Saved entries
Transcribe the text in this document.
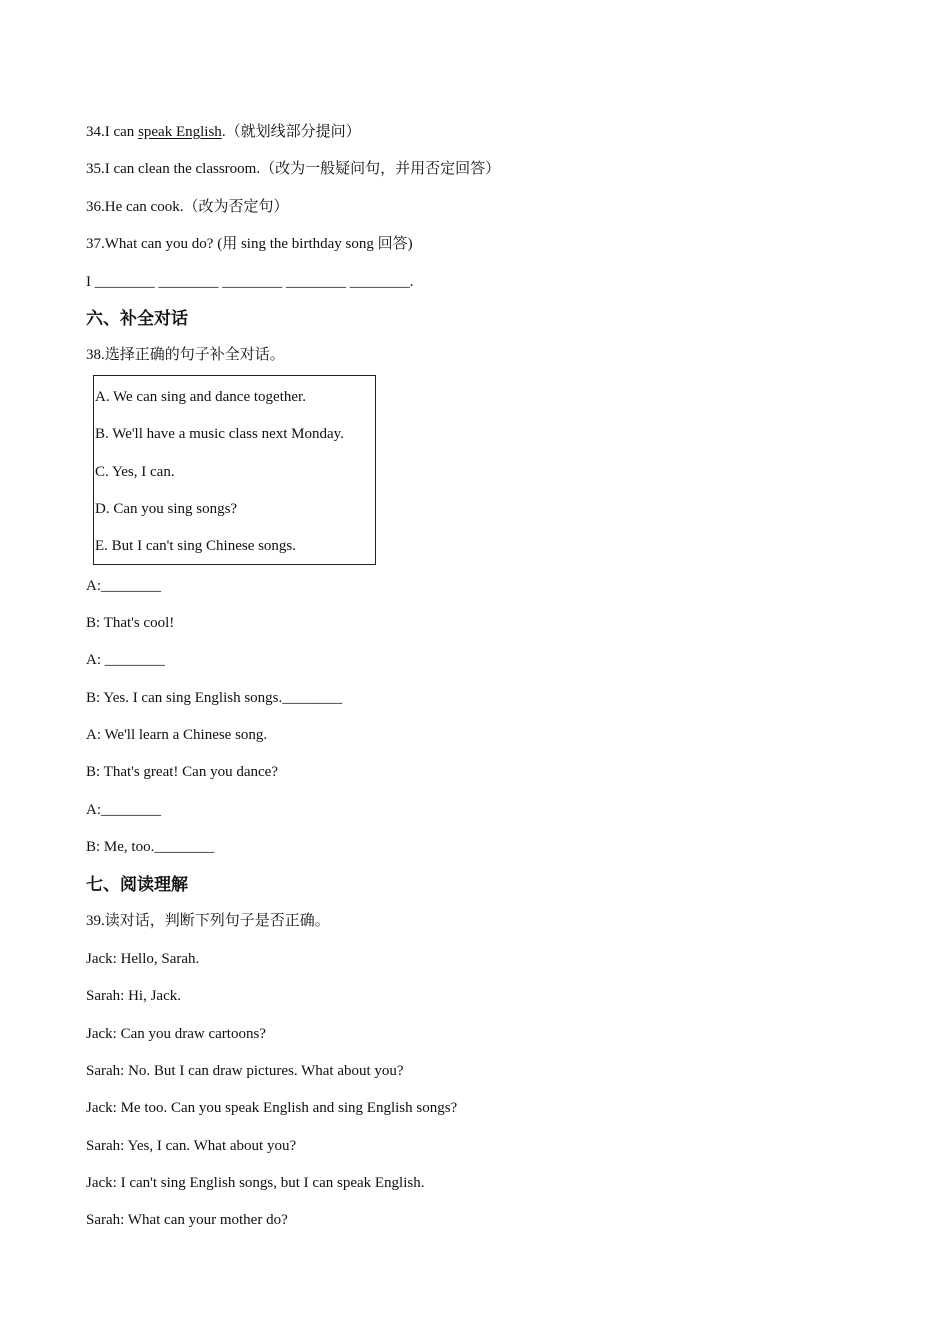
34.I can speak English.（就划线部分提问）
35.I can clean the classroom.（改为一般疑问句，并用否定回答）
36.He can cook.（改为否定句）
37.What can you do? (用 sing the birthday song 回答)
I ________ ________ ________ ________ ________.
六、补全对话
38.选择正确的句子补全对话。
A. We can sing and dance together.
B. We'll have a music class next Monday.
C. Yes, I can.
D. Can you sing songs?
E. But I can't sing Chinese songs.
A:________
B: That's cool!
A: ________
B: Yes. I can sing English songs.________
A: We'll learn a Chinese song.
B: That's great! Can you dance?
A:________
B: Me, too.________
七、阅读理解
39.读对话，判断下列句子是否正确。
Jack: Hello, Sarah.
Sarah: Hi, Jack.
Jack: Can you draw cartoons?
Sarah: No. But I can draw pictures. What about you?
Jack: Me too. Can you speak English and sing English songs?
Sarah: Yes, I can. What about you?
Jack: I can't sing English songs, but I can speak English.
Sarah: What can your mother do?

## TO DO
Leave the pictures out and write out every entry exactly as given.

## COMPLETE ANSWER
Transcribe the text in this document.
34.I can speak English.（就划线部分提问）
35.I can clean the classroom.（改为一般疑问句，并用否定回答）
36.He can cook.（改为否定句）
37.What can you do? (用 sing the birthday song 回答)
I ________ ________ ________ ________ ________.
六、补全对话
38.选择正确的句子补全对话。
A. We can sing and dance together.
B. We'll have a music class next Monday.
C. Yes, I can.
D. Can you sing songs?
E. But I can't sing Chinese songs.
A:________
B: That's cool!
A: ________
B: Yes. I can sing English songs.________
A: We'll learn a Chinese song.
B: That's great! Can you dance?
A:________
B: Me, too.________
七、阅读理解
39.读对话，判断下列句子是否正确。
Jack: Hello, Sarah.
Sarah: Hi, Jack.
Jack: Can you draw cartoons?
Sarah: No. But I can draw pictures. What about you?
Jack: Me too. Can you speak English and sing English songs?
Sarah: Yes, I can. What about you?
Jack: I can't sing English songs, but I can speak English.
Sarah: What can your mother do?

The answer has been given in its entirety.